Work to complete>
Reproduce every record exactly as it appears, but not the pictures.
## begin Dataset
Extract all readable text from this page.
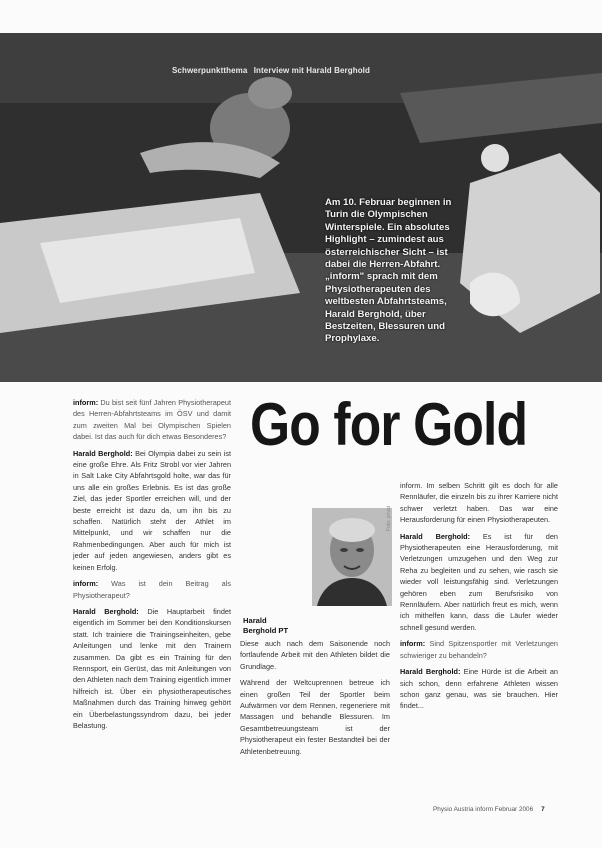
Schwerpunktthema Interview mit Harald Berghold
Am 10. Februar beginnen in Turin die Olympischen Winterspiele. Ein absolutes Highlight – zumindest aus österreichischer Sicht – ist dabei die Herren-Abfahrt. „inform" sprach mit dem Physiotherapeuten des weltbesten Abfahrtsteams, Harald Berghold, über Bestzeiten, Blessuren und Prophylaxe.
Go for Gold

inform: Du bist seit fünf Jahren Physiotherapeut des Herren-Abfahrtsteams im ÖSV und damit zum zweiten Mal bei Olympischen Spielen dabei. Ist das auch für dich etwas Besonderes?

Harald Berghold: Bei Olympia dabei zu sein ist eine große Ehre. Als Fritz Strobl vor vier Jahren in Salt Lake City Abfahrtsgold holte, war das für uns alle ein großes Erlebnis. Es ist das große Ziel, das jeder Sportler erreichen will, und der beste erreicht ist dazu da, um ihn bis zu schaffen. Natürlich steht der Athlet im Mittelpunkt, und wir schaffen nur die Rahmenbedingungen. Aber auch für mich ist jeder auf jeden angewiesen, anders gibt es keinen Erfolg.

inform: Was ist dein Beitrag als Physiotherapeut?

Harald Berghold: Die Hauptarbeit findet eigentlich im Sommer bei den Konditionskursen statt. Ich trainiere die Trainingseinheiten, gebe Anleitungen und lenke mit den Trainern zusammen. Da gibt es ein Training für den Rennsport, ein Gerüst, das mit Anleitungen von den Athleten nach dem Training eigentlich immer hilfreich ist. Über ein physiotherapeutisches Maßnahmen durch das Training hinweg gehört ein Überbelastungssyndrom dazu, bei jeder Belastung.

Foto: privat
Harald
Berghold PT

Diese auch nach dem Saisonende noch fortlaufende Arbeit mit den Athleten bildet die Grundlage.

Während der Weltcuprennen betreue ich einen großen Teil der Sportler beim Aufwärmen vor dem Rennen, regeneriere mit Massagen und behandle Blessuren. Im Gesamtbetreuungsteam ist der Physiotherapeut ein fester Bestandteil bei der Athletenbetreuung.

inform. Im selben Schritt gilt es doch für alle Rennläufer, die einzeln bis zu ihrer Karriere nicht schwer verletzt haben. Das war eine Herausforderung für einen Physiotherapeuten.

Harald Berghold: Es ist für den Physiotherapeuten eine Herausforderung, mit Verletzungen umzugehen und den Weg zur Reha zu begleiten und zu sehen, wie rasch sie wieder voll leistungsfähig sind. Verletzungen gehören eben zum Berufsrisiko von Rennläufern. Aber natürlich freut es mich, wenn ich mithelfen kann, dass die Läufer wieder schnell gesund werden.

inform: Sind Spitzensportler mit Verletzungen schwieriger zu behandeln?

Harald Berghold: Eine Hürde ist die Arbeit an sich schon, denn erfahrene Athleten wissen schon ganz genau, was sie brauchen. Hier findet...

Physio Austria inform Februar 2006 7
## end Dataset
Task result>
Extract all readable text from this page.
Schwerpunktthema Interview mit Harald Berghold
Am 10. Februar beginnen in Turin die Olympischen Winterspiele. Ein absolutes Highlight – zumindest aus österreichischer Sicht – ist dabei die Herren-Abfahrt. „inform" sprach mit dem Physiotherapeuten des weltbesten Abfahrtsteams, Harald Berghold, über Bestzeiten, Blessuren und Prophylaxe.
Go for Gold

inform: Du bist seit fünf Jahren Physiotherapeut des Herren-Abfahrtsteams im ÖSV und damit zum zweiten Mal bei Olympischen Spielen dabei. Ist das auch für dich etwas Besonderes?

Harald Berghold: Bei Olympia dabei zu sein ist eine große Ehre. Als Fritz Strobl vor vier Jahren in Salt Lake City Abfahrtsgold holte, war das für uns alle ein großes Erlebnis. Es ist das große Ziel, das jeder Sportler erreichen will, und der beste erreicht ist dazu da, um ihn bis zu schaffen. Natürlich steht der Athlet im Mittelpunkt, und wir schaffen nur die Rahmenbedingungen. Aber auch für mich ist jeder auf jeden angewiesen, anders gibt es keinen Erfolg.

inform: Was ist dein Beitrag als Physiotherapeut?

Harald Berghold: Die Hauptarbeit findet eigentlich im Sommer bei den Konditionskursen statt. Ich trainiere die Trainingseinheiten, gebe Anleitungen und lenke mit den Trainern zusammen. Da gibt es ein Training für den Rennsport, ein Gerüst, das mit Anleitungen von den Athleten nach dem Training eigentlich immer hilfreich ist. Über ein physiotherapeutisches Maßnahmen durch das Training hinweg gehört ein Überbelastungssyndrom dazu, bei jeder Belastung.

Foto: privat
Harald
Berghold PT

Diese auch nach dem Saisonende noch fortlaufende Arbeit mit den Athleten bildet die Grundlage.

Während der Weltcuprennen betreue ich einen großen Teil der Sportler beim Aufwärmen vor dem Rennen, regeneriere mit Massagen und behandle Blessuren. Im Gesamtbetreuungsteam ist der Physiotherapeut ein fester Bestandteil bei der Athletenbetreuung.

inform. Im selben Schritt gilt es doch für alle Rennläufer, die einzeln bis zu ihrer Karriere nicht schwer verletzt haben. Das war eine Herausforderung für einen Physiotherapeuten.

Harald Berghold: Es ist für den Physiotherapeuten eine Herausforderung, mit Verletzungen umzugehen und den Weg zur Reha zu begleiten und zu sehen, wie rasch sie wieder voll leistungsfähig sind. Verletzungen gehören eben zum Berufsrisiko von Rennläufern. Aber natürlich freut es mich, wenn ich mithelfen kann, dass die Läufer wieder schnell gesund werden.

inform: Sind Spitzensportler mit Verletzungen schwieriger zu behandeln?

Harald Berghold: Eine Hürde ist die Arbeit an sich schon, denn erfahrene Athleten wissen schon ganz genau, was sie brauchen. Hier findet...

Physio Austria inform Februar 2006 7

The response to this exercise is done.